Dataset listings of figures
○ ○ ○ ○
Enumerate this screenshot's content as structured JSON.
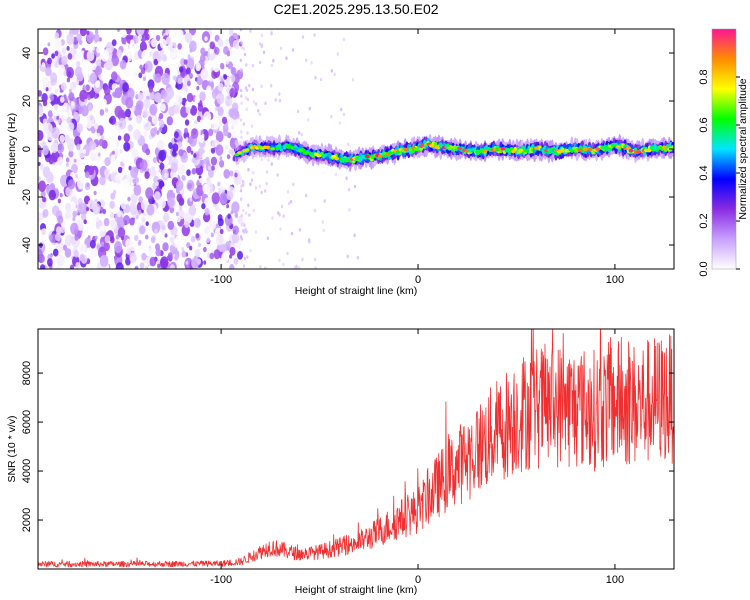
{
  "title": "C2E1.2025.295.13.50.E02",
  "chart_data": [
    {
      "type": "heatmap",
      "xlabel": "Height of straight line (km)",
      "ylabel": "Frequency (Hz)",
      "xlim": [
        -193,
        130
      ],
      "ylim": [
        -50,
        50
      ],
      "xticks": [
        -100,
        0,
        100
      ],
      "xtick_labels": [
        "-100",
        "0",
        "100"
      ],
      "yticks": [
        -40,
        -20,
        0,
        20,
        40
      ],
      "ytick_labels": [
        "-40",
        "-20",
        "0",
        "20",
        "40"
      ],
      "noise_region_x": [
        -193,
        -90
      ],
      "track": {
        "x": [
          -92,
          -85,
          -75,
          -65,
          -55,
          -45,
          -38,
          -30,
          -20,
          -10,
          0,
          5,
          10,
          20,
          30,
          40,
          50,
          60,
          70,
          80,
          90,
          100,
          105,
          110,
          120,
          130
        ],
        "freq": [
          -2,
          0.5,
          0.5,
          1,
          -2,
          -3,
          -4.5,
          -4,
          -3,
          -1,
          0.5,
          2,
          1,
          0,
          -1,
          0,
          -1,
          0,
          -1,
          0,
          -0.5,
          1.5,
          0.5,
          -1,
          0,
          0.5
        ]
      },
      "colorbar": {
        "label": "Normalized spectral amplitude",
        "range": [
          0,
          1
        ],
        "ticks": [
          0.0,
          0.2,
          0.4,
          0.6,
          0.8
        ],
        "tick_labels": [
          "0.0",
          "0.2",
          "0.4",
          "0.6",
          "0.8"
        ],
        "colors": [
          "#ffffff",
          "#c8a0ff",
          "#8a2be2",
          "#0000ff",
          "#00e5ff",
          "#00ff00",
          "#ffff00",
          "#ff8c00",
          "#ff1493"
        ]
      }
    },
    {
      "type": "line",
      "xlabel": "Height of straight line (km)",
      "ylabel": "SNR (10 * v/v)",
      "xlim": [
        -193,
        130
      ],
      "ylim": [
        0,
        9800
      ],
      "xticks": [
        -100,
        0,
        100
      ],
      "xtick_labels": [
        "-100",
        "0",
        "100"
      ],
      "yticks": [
        2000,
        4000,
        6000,
        8000
      ],
      "ytick_labels": [
        "2000",
        "4000",
        "6000",
        "8000"
      ],
      "color": "#f03030",
      "trend": {
        "x": [
          -193,
          -150,
          -100,
          -90,
          -80,
          -75,
          -70,
          -60,
          -50,
          -40,
          -30,
          -20,
          -10,
          0,
          10,
          20,
          30,
          40,
          50,
          60,
          70,
          80,
          90,
          100,
          110,
          120,
          130
        ],
        "y": [
          200,
          200,
          220,
          300,
          700,
          900,
          800,
          600,
          700,
          900,
          1100,
          1500,
          2000,
          2400,
          3400,
          4200,
          4900,
          5600,
          6300,
          6600,
          6700,
          6600,
          6500,
          6800,
          6700,
          6900,
          7000
        ]
      }
    }
  ]
}
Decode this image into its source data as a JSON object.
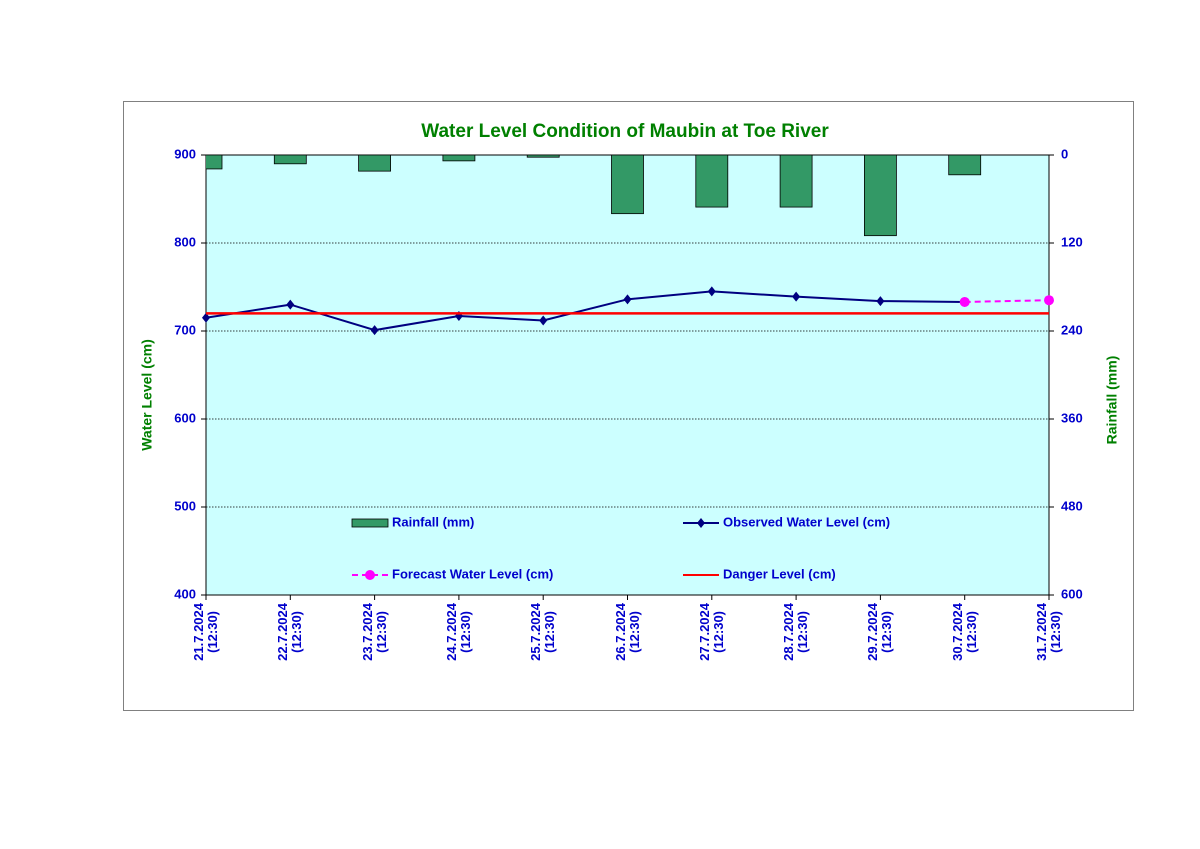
{
  "chart_data": {
    "type": "bar_line",
    "title": "Water Level Condition of  Maubin at Toe River",
    "y_label": "Water Level (cm)",
    "y2_label": "Rainfall (mm)",
    "categories": [
      "21.7.2024\n(12:30)",
      "22.7.2024\n(12:30)",
      "23.7.2024\n(12:30)",
      "24.7.2024\n(12:30)",
      "25.7.2024\n(12:30)",
      "26.7.2024\n(12:30)",
      "27.7.2024\n(12:30)",
      "28.7.2024\n(12:30)",
      "29.7.2024\n(12:30)",
      "30.7.2024\n(12:30)",
      "31.7.2024\n(12:30)"
    ],
    "series": [
      {
        "name": "Rainfall (mm)",
        "type": "bar",
        "axis": "y2",
        "color": "#339966",
        "values": [
          19,
          12,
          22,
          8,
          3,
          80,
          71,
          71,
          110,
          27,
          null
        ]
      },
      {
        "name": "Observed Water Level (cm)",
        "type": "line",
        "marker": "diamond",
        "color": "#000080",
        "values": [
          715,
          730,
          701,
          717,
          712,
          736,
          745,
          739,
          734,
          733,
          null
        ]
      },
      {
        "name": "Forecast Water Level (cm)",
        "type": "line",
        "marker": "circle",
        "dashed": true,
        "color": "#ff00ff",
        "values": [
          null,
          null,
          null,
          null,
          null,
          null,
          null,
          null,
          null,
          733,
          735
        ]
      },
      {
        "name": "Danger Level (cm)",
        "type": "line",
        "color": "#ff0000",
        "values": [
          720,
          720,
          720,
          720,
          720,
          720,
          720,
          720,
          720,
          720,
          720
        ]
      }
    ],
    "ylim": [
      400,
      900
    ],
    "yticks": [
      400,
      500,
      600,
      700,
      800,
      900
    ],
    "y2lim": [
      600,
      0
    ],
    "y2ticks": [
      0,
      120,
      240,
      360,
      480,
      600
    ],
    "grid": true,
    "background": "#ccffff"
  }
}
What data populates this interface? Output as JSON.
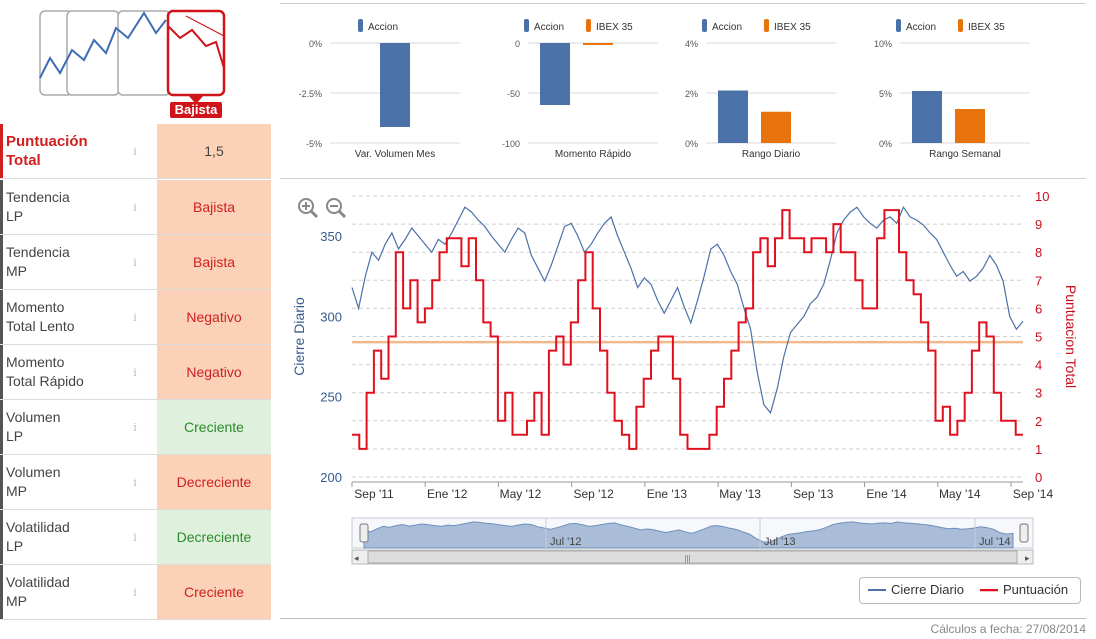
○ ○ ○ ○
Take the listing and print it again exactly, but without any pictures.

Enumerate this screenshot's content as structured JSON.
{
  "title": "C2E1.2025.295.13.50.E02",
  "chart_data": [
    {
      "type": "heatmap",
      "xlabel": "Height of straight line (km)",
      "ylabel": "Frequency (Hz)",
      "xlim": [
        -193,
        130
      ],
      "ylim": [
        -50,
        50
      ],
      "xticks": [
        -100,
        0,
        100
      ],
      "xtick_labels": [
        "-100",
        "0",
        "100"
      ],
      "yticks": [
        -40,
        -20,
        0,
        20,
        40
      ],
      "ytick_labels": [
        "-40",
        "-20",
        "0",
        "20",
        "40"
      ],
      "noise_region_x": [
        -193,
        -90
      ],
      "track": {
        "x": [
          -92,
          -85,
          -75,
          -65,
          -55,
          -45,
          -38,
          -30,
          -20,
          -10,
          0,
          5,
          10,
          20,
          30,
          40,
          50,
          60,
          70,
          80,
          90,
          100,
          105,
          110,
          120,
          130
        ],
        "freq": [
          -2,
          0.5,
          0.5,
          1,
          -2,
          -3,
          -4.5,
          -4,
          -3,
          -1,
          0.5,
          2,
          1,
          0,
          -1,
          0,
          -1,
          0,
          -1,
          0,
          -0.5,
          1.5,
          0.5,
          -1,
          0,
          0.5
        ]
      },
      "colorbar": {
        "label": "Normalized spectral amplitude",
        "range": [
          0,
          1
        ],
        "ticks": [
          0.0,
          0.2,
          0.4,
          0.6,
          0.8
        ],
        "tick_labels": [
          "0.0",
          "0.2",
          "0.4",
          "0.6",
          "0.8"
        ],
        "colors": [
          "#ffffff",
          "#c8a0ff",
          "#8a2be2",
          "#0000ff",
          "#00e5ff",
          "#00ff00",
          "#ffff00",
          "#ff8c00",
          "#ff1493"
        ]
      }
    },
    {
      "type": "line",
      "xlabel": "Height of straight line (km)",
      "ylabel": "SNR (10 * v/v)",
      "xlim": [
        -193,
        130
      ],
      "ylim": [
        0,
        9800
      ],
      "xticks": [
        -100,
        0,
        100
      ],
      "xtick_labels": [
        "-100",
        "0",
        "100"
      ],
      "yticks": [
        2000,
        4000,
        6000,
        8000
      ],
      "ytick_labels": [
        "2000",
        "4000",
        "6000",
        "8000"
      ],
      "color": "#f03030",
      "trend": {
        "x": [
          -193,
          -150,
          -100,
          -90,
          -80,
          -75,
          -70,
          -60,
          -50,
          -40,
          -30,
          -20,
          -10,
          0,
          10,
          20,
          30,
          40,
          50,
          60,
          70,
          80,
          90,
          100,
          110,
          120,
          130
        ],
        "y": [
          200,
          200,
          220,
          300,
          700,
          900,
          800,
          600,
          700,
          900,
          1100,
          1500,
          2000,
          2400,
          3400,
          4200,
          4900,
          5600,
          6300,
          6600,
          6700,
          6600,
          6500,
          6800,
          6700,
          6900,
          7000
        ]
      }
    }
  ]
}
Decode this image into its source data as a JSON object.
{
  "chart_data": {
    "type": "bar_line",
    "title": "Water Level Condition of  Maubin at Toe River",
    "y_label": "Water Level (cm)",
    "y2_label": "Rainfall (mm)",
    "categories": [
      "21.7.2024\n(12:30)",
      "22.7.2024\n(12:30)",
      "23.7.2024\n(12:30)",
      "24.7.2024\n(12:30)",
      "25.7.2024\n(12:30)",
      "26.7.2024\n(12:30)",
      "27.7.2024\n(12:30)",
      "28.7.2024\n(12:30)",
      "29.7.2024\n(12:30)",
      "30.7.2024\n(12:30)",
      "31.7.2024\n(12:30)"
    ],
    "series": [
      {
        "name": "Rainfall (mm)",
        "type": "bar",
        "axis": "y2",
        "color": "#339966",
        "values": [
          19,
          12,
          22,
          8,
          3,
          80,
          71,
          71,
          110,
          27,
          null
        ]
      },
      {
        "name": "Observed Water Level (cm)",
        "type": "line",
        "marker": "diamond",
        "color": "#000080",
        "values": [
          715,
          730,
          701,
          717,
          712,
          736,
          745,
          739,
          734,
          733,
          null
        ]
      },
      {
        "name": "Forecast Water Level (cm)",
        "type": "line",
        "marker": "circle",
        "dashed": true,
        "color": "#ff00ff",
        "values": [
          null,
          null,
          null,
          null,
          null,
          null,
          null,
          null,
          null,
          733,
          735
        ]
      },
      {
        "name": "Danger Level (cm)",
        "type": "line",
        "color": "#ff0000",
        "values": [
          720,
          720,
          720,
          720,
          720,
          720,
          720,
          720,
          720,
          720,
          720
        ]
      }
    ],
    "ylim": [
      400,
      900
    ],
    "yticks": [
      400,
      500,
      600,
      700,
      800,
      900
    ],
    "y2lim": [
      600,
      0
    ],
    "y2ticks": [
      0,
      120,
      240,
      360,
      480,
      600
    ],
    "grid": true,
    "background": "#ccffff"
  }
}
What data populates this interface? Output as JSON.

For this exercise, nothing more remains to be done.